> [Tarefas a realizar]
#1 Digite novamente, sem alterar nada, a parte do trecho que vai de "Entendi escrever uma" a "comunidades da diáspora.".
#2 Repita sem nenhuma alteração somente as linhas dos registros que vão da linha com "1200, 972, 1245]" até a linha com "x-tick-labels: 0 0.5", incluindo as duas.

> [Trecho]
::::::

Os meus amigos do Brasil ficaram muito aborrecidos com a ofensa do PS.
Não está certo que, de um lado, os desafiem a envolvers-se na vida cívica e do outro os desrespeitem de forma tão grosseira.
Entendi escrever uma carta ao José Sócrates, a qual é, simultaneamente, um desagravo desses amigos.
Aqui fica:
Exmº Senhor Engº José Sócrates
Secretário Geral do Partido Socialista
Largo do Rato
Lisboa
Lisboa, 07/01/2005
Estimado Camarada:
Não posso deixar de lhe dirigir uma palavra, relacionada com as escolhas de candidatos a deputados para os círculos da emigração.
Faço-o com o à-vontade de quem sempre assumiu - nalguns casos em público e por escrito - que nunca aceitaria ser candidato e que sempre defendeu que os candidatos deveriam sair das próprias comunidades da diáspora.

::::::

> [Registros de dados]
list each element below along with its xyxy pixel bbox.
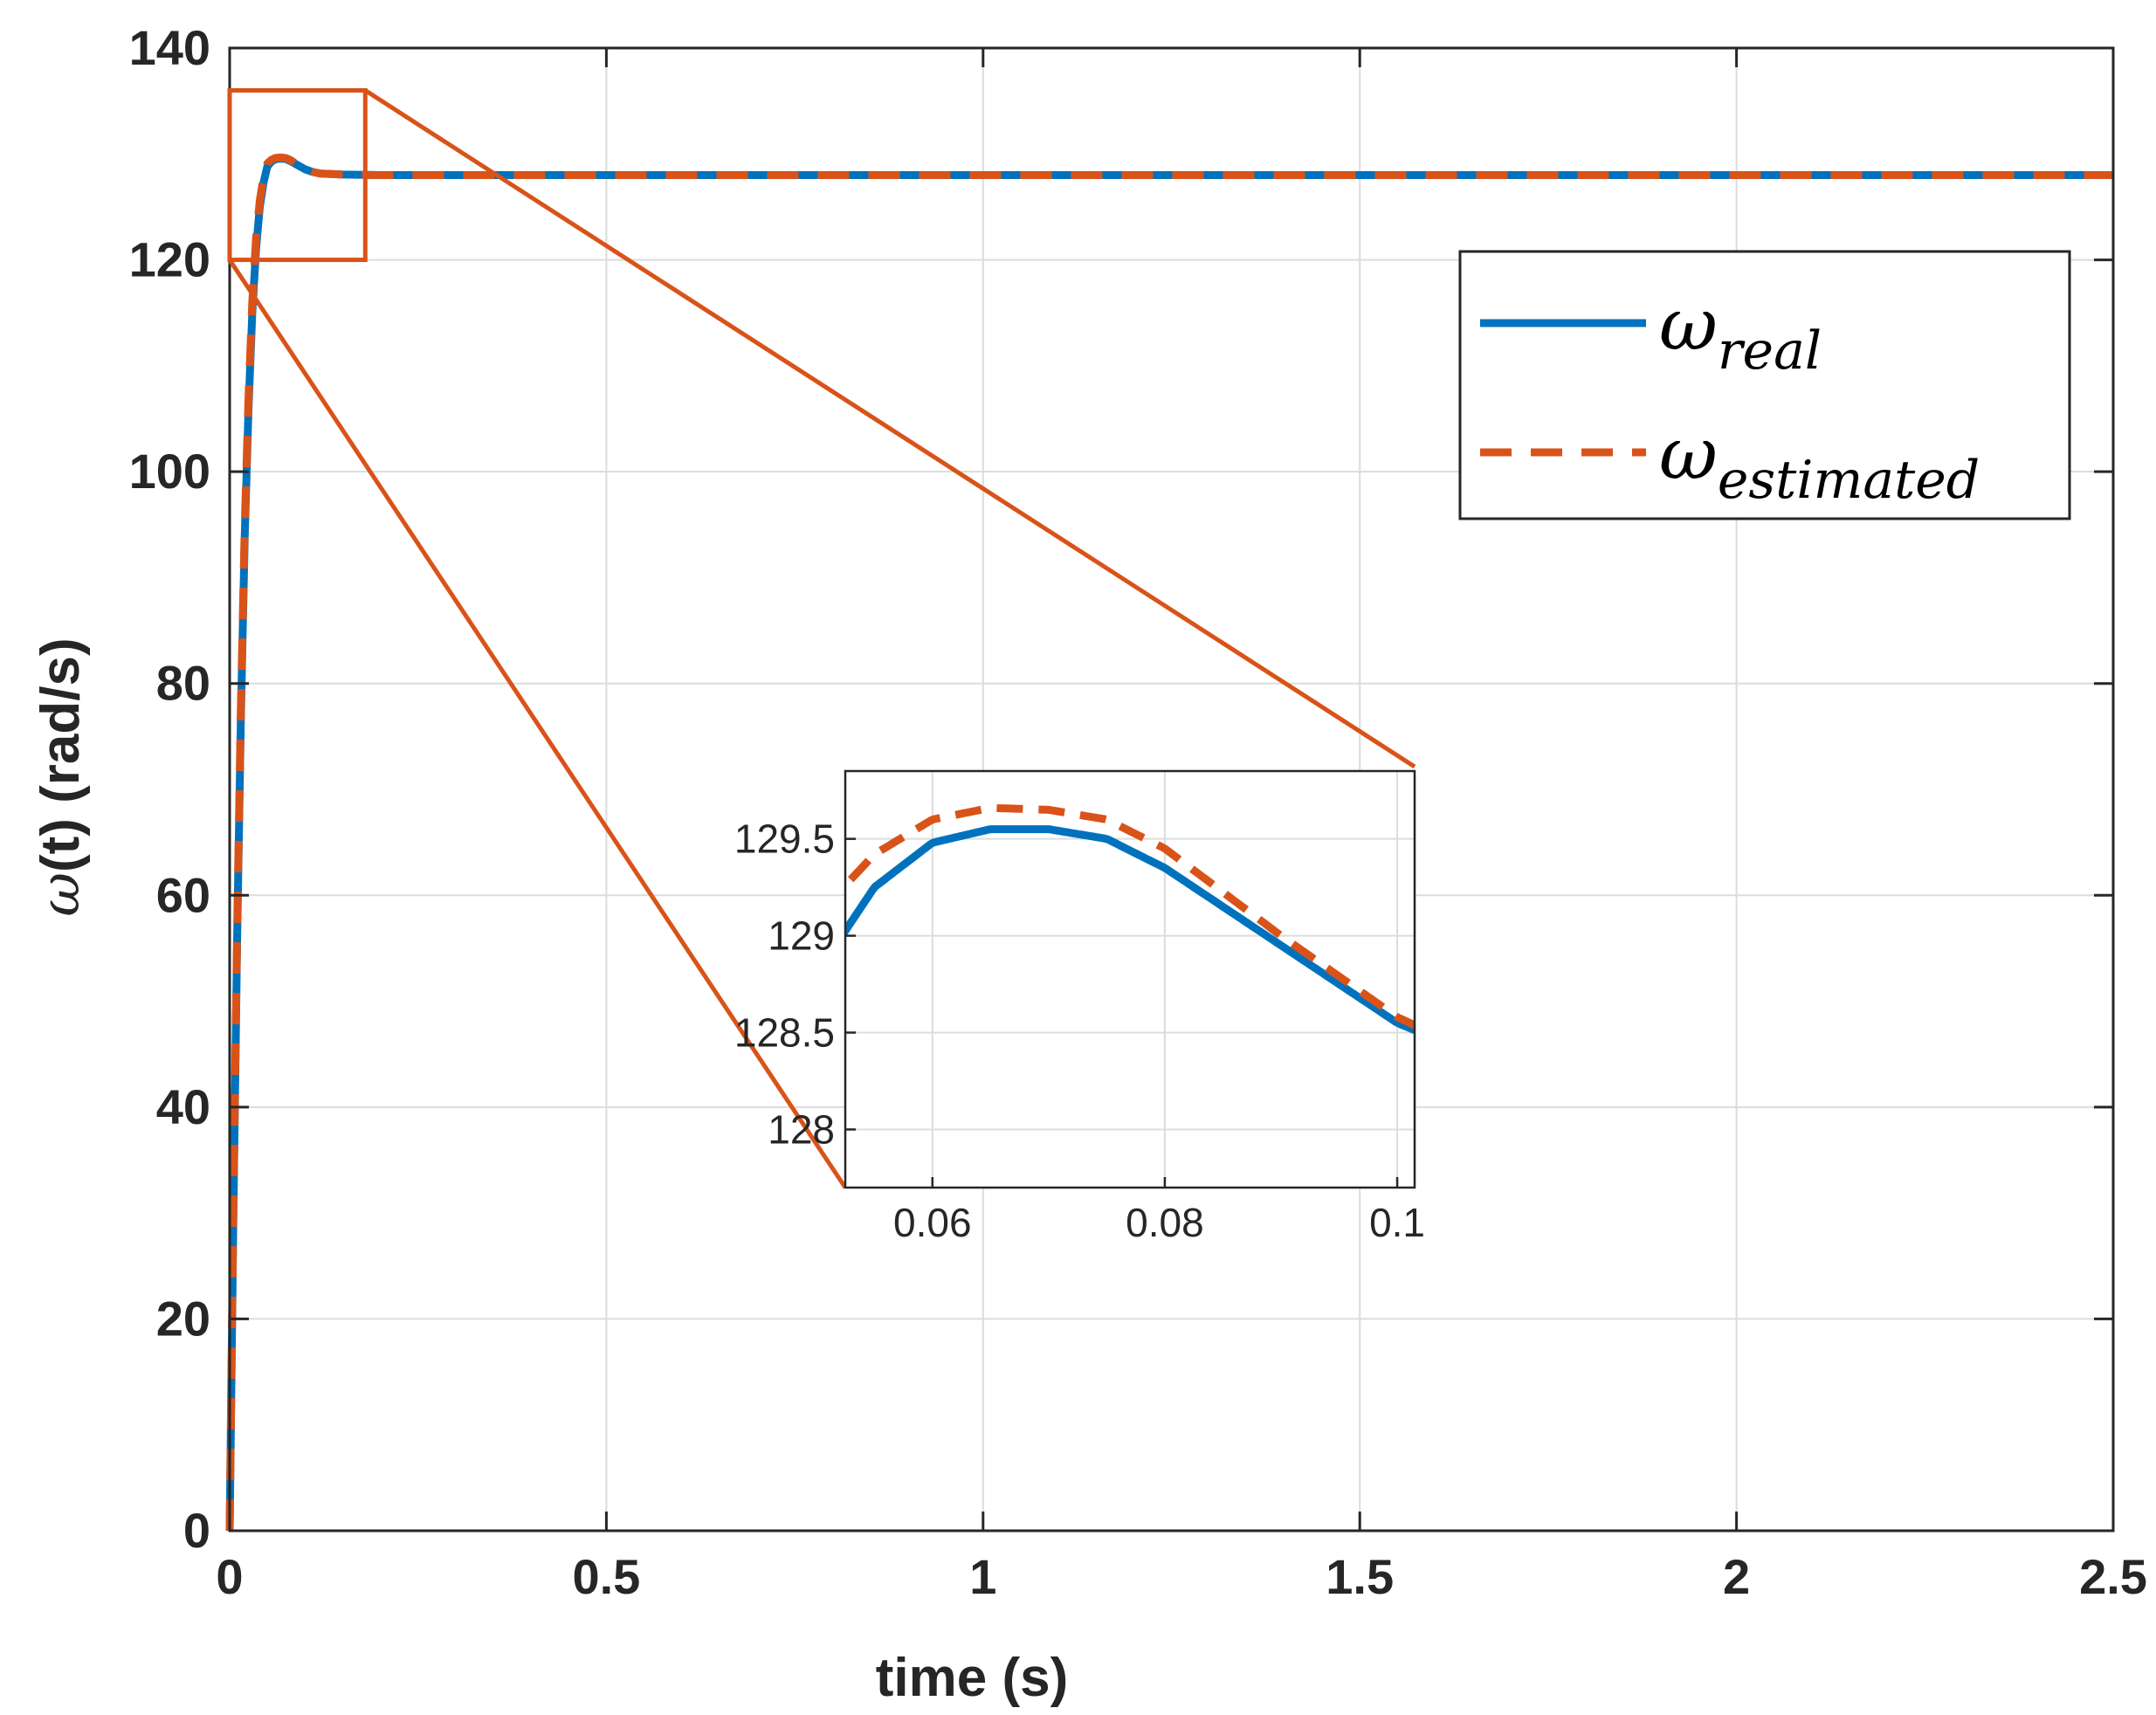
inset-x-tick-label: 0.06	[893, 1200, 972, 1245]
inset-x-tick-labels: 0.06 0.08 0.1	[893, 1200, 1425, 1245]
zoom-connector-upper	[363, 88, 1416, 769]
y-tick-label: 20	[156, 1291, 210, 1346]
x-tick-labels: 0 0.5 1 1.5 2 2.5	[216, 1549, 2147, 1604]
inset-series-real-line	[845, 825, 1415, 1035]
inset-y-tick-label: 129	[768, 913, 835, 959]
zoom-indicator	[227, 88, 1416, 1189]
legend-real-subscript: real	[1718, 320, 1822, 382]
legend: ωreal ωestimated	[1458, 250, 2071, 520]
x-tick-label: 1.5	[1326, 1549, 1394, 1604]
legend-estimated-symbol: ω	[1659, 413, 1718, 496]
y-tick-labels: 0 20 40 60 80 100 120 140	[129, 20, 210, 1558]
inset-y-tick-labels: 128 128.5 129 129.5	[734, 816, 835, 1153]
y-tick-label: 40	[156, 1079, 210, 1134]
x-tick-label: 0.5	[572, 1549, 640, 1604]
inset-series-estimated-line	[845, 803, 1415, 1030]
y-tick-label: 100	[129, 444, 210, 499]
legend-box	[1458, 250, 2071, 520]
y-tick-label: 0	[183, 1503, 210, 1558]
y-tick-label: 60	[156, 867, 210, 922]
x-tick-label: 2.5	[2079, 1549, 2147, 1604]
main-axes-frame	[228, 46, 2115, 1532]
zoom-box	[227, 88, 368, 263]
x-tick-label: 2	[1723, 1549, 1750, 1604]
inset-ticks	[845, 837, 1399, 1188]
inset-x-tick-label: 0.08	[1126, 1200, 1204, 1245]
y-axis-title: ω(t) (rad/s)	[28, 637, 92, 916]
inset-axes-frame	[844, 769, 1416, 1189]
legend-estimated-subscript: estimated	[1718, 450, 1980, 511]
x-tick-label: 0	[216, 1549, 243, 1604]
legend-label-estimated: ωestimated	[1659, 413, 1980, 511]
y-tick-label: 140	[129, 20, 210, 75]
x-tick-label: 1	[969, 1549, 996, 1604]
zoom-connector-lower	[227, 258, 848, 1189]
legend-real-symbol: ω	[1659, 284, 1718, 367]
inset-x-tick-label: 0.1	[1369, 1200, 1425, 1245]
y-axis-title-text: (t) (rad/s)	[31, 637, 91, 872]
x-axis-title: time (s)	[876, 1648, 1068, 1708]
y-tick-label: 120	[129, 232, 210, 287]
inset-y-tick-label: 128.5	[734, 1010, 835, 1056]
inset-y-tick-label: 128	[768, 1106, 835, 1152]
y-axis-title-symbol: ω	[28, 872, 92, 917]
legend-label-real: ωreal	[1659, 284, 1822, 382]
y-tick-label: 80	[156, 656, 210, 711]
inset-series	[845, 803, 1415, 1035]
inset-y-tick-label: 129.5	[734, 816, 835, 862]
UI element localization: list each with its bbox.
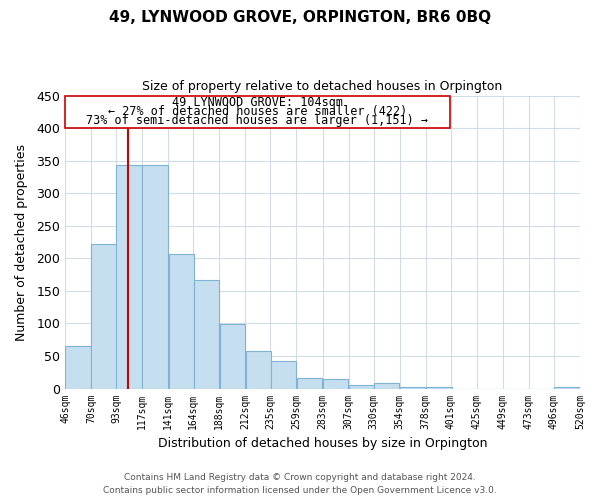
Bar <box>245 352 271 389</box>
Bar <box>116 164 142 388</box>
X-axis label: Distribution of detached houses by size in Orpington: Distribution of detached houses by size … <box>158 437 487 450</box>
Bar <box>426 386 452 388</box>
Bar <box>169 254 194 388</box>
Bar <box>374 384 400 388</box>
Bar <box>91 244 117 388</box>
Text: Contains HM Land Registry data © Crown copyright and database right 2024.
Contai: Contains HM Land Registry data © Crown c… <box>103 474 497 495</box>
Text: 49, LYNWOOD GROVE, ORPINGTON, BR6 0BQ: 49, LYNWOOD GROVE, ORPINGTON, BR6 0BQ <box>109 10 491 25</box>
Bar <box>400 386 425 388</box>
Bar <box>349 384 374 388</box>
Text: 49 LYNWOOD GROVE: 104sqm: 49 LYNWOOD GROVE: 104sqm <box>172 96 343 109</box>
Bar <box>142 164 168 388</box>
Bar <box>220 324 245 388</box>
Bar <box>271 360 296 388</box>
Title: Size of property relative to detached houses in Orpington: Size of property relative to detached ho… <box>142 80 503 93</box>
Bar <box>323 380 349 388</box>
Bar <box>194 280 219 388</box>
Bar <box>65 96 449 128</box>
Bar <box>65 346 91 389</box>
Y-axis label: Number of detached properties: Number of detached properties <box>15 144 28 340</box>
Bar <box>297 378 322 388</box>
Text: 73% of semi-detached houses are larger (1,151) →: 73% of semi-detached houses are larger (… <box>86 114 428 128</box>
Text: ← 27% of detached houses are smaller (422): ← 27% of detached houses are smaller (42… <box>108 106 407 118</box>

::::::

> [Resultados das tarefas]
#1
Entendi escrever uma carta ao José Sócrates, a qual é, simultaneamente, um desagravo desses amigos.
Aqui fica:
Exmº Senhor Engº José Sócrates
Secretário Geral do Partido Socialista
Largo do Rato
Lisboa
Lisboa, 07/01/2005
Estimado Camarada:
Não posso deixar de lhe dirigir uma palavra, relacionada com as escolhas de candidatos a deputados para os círculos da emigração.
Faço-o com o à-vontade de quem sempre assumiu - nalguns casos em público e por escrito - que nunca aceitaria ser candidato e que sempre defendeu que os candidatos deveriam sair das próprias comunidades da diáspora.

#2
inset-x-tick-label: 0.06	[893, 1200, 972, 1245]
inset-x-tick-labels: 0.06 0.08 0.1	[893, 1200, 1425, 1245]
zoom-connector-upper	[363, 88, 1416, 769]
y-tick-label: 20	[156, 1291, 210, 1346]
x-tick-labels: 0 0.5 1 1.5 2 2.5	[216, 1549, 2147, 1604]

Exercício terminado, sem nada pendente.